_Short problem_. Update the lines from the start of the material through the one containing "pattern-400C (529, 200, 729, 253)", inclusive, changing every "x-tick-label" to "x-axis-tick" and keeping everything else unchanged. Return only those lines.

## START Data supplied

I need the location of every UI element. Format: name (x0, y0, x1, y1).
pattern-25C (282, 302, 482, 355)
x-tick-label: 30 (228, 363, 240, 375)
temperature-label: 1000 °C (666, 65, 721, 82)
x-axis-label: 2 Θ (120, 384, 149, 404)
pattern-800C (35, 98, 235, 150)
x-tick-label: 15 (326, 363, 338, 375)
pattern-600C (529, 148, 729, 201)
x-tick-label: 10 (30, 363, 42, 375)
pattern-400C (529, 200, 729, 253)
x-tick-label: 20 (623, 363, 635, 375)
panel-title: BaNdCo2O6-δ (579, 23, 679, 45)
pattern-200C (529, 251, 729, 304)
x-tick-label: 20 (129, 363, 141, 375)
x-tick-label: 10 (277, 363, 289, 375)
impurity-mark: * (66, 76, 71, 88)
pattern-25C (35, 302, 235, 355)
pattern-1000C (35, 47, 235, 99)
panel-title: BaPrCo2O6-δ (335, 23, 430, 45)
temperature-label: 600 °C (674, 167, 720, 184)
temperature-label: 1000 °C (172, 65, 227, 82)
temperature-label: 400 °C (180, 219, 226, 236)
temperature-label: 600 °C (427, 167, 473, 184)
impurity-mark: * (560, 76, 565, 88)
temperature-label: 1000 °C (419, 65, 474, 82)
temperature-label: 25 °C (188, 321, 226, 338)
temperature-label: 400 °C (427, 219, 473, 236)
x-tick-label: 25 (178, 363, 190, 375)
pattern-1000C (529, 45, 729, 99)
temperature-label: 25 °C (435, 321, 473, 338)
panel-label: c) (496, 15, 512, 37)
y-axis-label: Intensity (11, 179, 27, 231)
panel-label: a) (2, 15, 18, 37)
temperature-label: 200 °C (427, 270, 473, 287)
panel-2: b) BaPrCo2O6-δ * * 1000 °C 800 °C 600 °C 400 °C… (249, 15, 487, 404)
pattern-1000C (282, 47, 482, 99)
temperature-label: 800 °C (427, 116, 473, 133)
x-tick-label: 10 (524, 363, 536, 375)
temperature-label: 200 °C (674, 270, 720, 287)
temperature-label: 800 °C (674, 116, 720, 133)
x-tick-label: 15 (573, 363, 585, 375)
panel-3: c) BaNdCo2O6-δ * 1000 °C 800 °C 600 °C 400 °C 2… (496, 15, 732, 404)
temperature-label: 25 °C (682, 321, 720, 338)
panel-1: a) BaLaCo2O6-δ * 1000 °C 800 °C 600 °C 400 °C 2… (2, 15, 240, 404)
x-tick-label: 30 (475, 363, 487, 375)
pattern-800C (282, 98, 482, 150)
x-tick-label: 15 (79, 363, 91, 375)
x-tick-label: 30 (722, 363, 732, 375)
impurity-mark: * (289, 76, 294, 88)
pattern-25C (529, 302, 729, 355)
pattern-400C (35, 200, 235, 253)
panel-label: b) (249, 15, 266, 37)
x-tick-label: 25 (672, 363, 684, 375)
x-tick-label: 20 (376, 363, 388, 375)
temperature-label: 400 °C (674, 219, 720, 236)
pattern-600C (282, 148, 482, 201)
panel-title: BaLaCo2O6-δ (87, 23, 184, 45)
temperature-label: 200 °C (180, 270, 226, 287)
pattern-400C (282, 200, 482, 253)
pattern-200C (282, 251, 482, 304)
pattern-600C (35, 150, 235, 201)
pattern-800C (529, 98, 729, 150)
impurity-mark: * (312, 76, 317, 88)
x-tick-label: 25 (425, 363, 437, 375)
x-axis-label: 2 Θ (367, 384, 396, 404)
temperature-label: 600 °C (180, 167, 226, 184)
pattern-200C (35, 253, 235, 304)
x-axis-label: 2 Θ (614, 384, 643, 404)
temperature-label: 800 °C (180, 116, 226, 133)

## END Data supplied

_Task result_.
I need the location of every UI element. Format: name (x0, y0, x1, y1).
pattern-25C (282, 302, 482, 355)
x-axis-tick: 30 (228, 363, 240, 375)
temperature-label: 1000 °C (666, 65, 721, 82)
x-axis-label: 2 Θ (120, 384, 149, 404)
pattern-800C (35, 98, 235, 150)
x-axis-tick: 15 (326, 363, 338, 375)
pattern-600C (529, 148, 729, 201)
x-axis-tick: 10 (30, 363, 42, 375)
pattern-400C (529, 200, 729, 253)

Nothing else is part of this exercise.